--- INPUT FOR THIS TASK ---
** Start **
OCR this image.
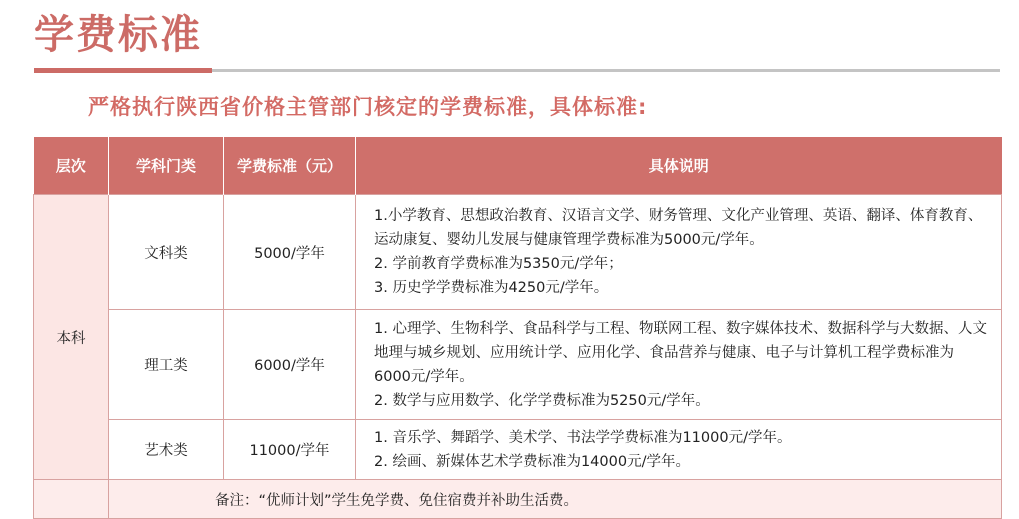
学费标准
严格执行陕西省价格主管部门核定的学费标准，具体标准:
层次	学科门类	学费标准（元）	具体说明
本科	文科类	5000/学年	1.小学教育、思想政治教育、汉语言文学、财务管理、文化产业管理、英语、翻译、体育教育、运动康复、婴幼儿发展与健康管理学费标准为5000元/学年。
2. 学前教育学费标准为5350元/学年；
3. 历史学学费标准为4250元/学年。

	理工类	6000/学年	1. 心理学、生物科学、食品科学与工程、物联网工程、数字媒体技术、数据科学与大数据、人文地理与城乡规划、应用统计学、应用化学、食品营养与健康、电子与计算机工程学费标准为6000元/学年。
2. 数学与应用数学、化学学费标准为5250元/学年。

	艺术类	11000/学年	1. 音乐学、舞蹈学、美术学、书法学学费标准为11000元/学年。
2. 绘画、新媒体艺术学费标准为14000元/学年。

	备注：“优师计划”学生免学费、免住宿费并补助生活费。		
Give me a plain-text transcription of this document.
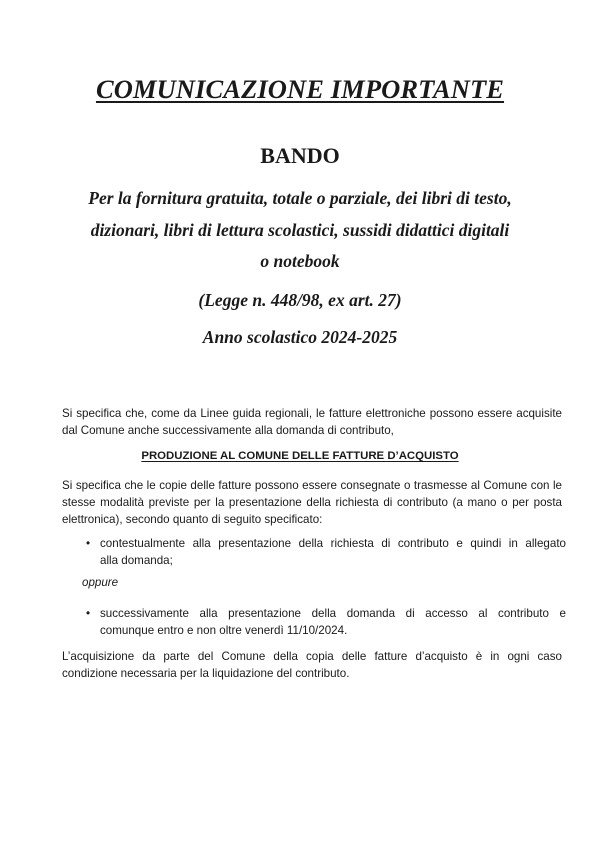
COMUNICAZIONE IMPORTANTE
BANDO
Per la fornitura gratuita, totale o parziale, dei libri di testo,
dizionari, libri di lettura scolastici, sussidi didattici digitali
o notebook
(Legge n. 448/98, ex art. 27)
Anno scolastico 2024-2025
Si specifica che, come da Linee guida regionali, le fatture elettroniche possono essere acquisite
dal Comune anche successivamente alla domanda di contributo,
PRODUZIONE AL COMUNE DELLE FATTURE D’ACQUISTO
Si specifica che le copie delle fatture possono essere consegnate o trasmesse al Comune con le
stesse modalità previste per la presentazione della richiesta di contributo (a mano o per posta
elettronica), secondo quanto di seguito specificato:
• contestualmente alla presentazione della richiesta di contributo e quindi in allegato
alla domanda;
oppure
• successivamente alla presentazione della domanda di accesso al contributo e
comunque entro e non oltre venerdì 11/10/2024.
L’acquisizione da parte del Comune della copia delle fatture d’acquisto è in ogni caso
condizione necessaria per la liquidazione del contributo.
** End **
--- JOB ---
With the pictures omitted, reproduce the records in full and exactly.

--- THE SOLUTION ---
OCR this image.
学费标准
严格执行陕西省价格主管部门核定的学费标准，具体标准:
层次	学科门类	学费标准（元）	具体说明
本科	文科类	5000/学年	1.小学教育、思想政治教育、汉语言文学、财务管理、文化产业管理、英语、翻译、体育教育、运动康复、婴幼儿发展与健康管理学费标准为5000元/学年。
2. 学前教育学费标准为5350元/学年；
3. 历史学学费标准为4250元/学年。

	理工类	6000/学年	1. 心理学、生物科学、食品科学与工程、物联网工程、数字媒体技术、数据科学与大数据、人文地理与城乡规划、应用统计学、应用化学、食品营养与健康、电子与计算机工程学费标准为6000元/学年。
2. 数学与应用数学、化学学费标准为5250元/学年。

	艺术类	11000/学年	1. 音乐学、舞蹈学、美术学、书法学学费标准为11000元/学年。
2. 绘画、新媒体艺术学费标准为14000元/学年。

	备注：“优师计划”学生免学费、免住宿费并补助生活费。		
Give me a plain-text transcription of this document.
COMUNICAZIONE IMPORTANTE
BANDO
Per la fornitura gratuita, totale o parziale, dei libri di testo,
dizionari, libri di lettura scolastici, sussidi didattici digitali
o notebook
(Legge n. 448/98, ex art. 27)
Anno scolastico 2024-2025
Si specifica che, come da Linee guida regionali, le fatture elettroniche possono essere acquisite
dal Comune anche successivamente alla domanda di contributo,
PRODUZIONE AL COMUNE DELLE FATTURE D’ACQUISTO
Si specifica che le copie delle fatture possono essere consegnate o trasmesse al Comune con le
stesse modalità previste per la presentazione della richiesta di contributo (a mano o per posta
elettronica), secondo quanto di seguito specificato:
• contestualmente alla presentazione della richiesta di contributo e quindi in allegato
alla domanda;
oppure
• successivamente alla presentazione della domanda di accesso al contributo e
comunque entro e non oltre venerdì 11/10/2024.
L’acquisizione da parte del Comune della copia delle fatture d’acquisto è in ogni caso
condizione necessaria per la liquidazione del contributo.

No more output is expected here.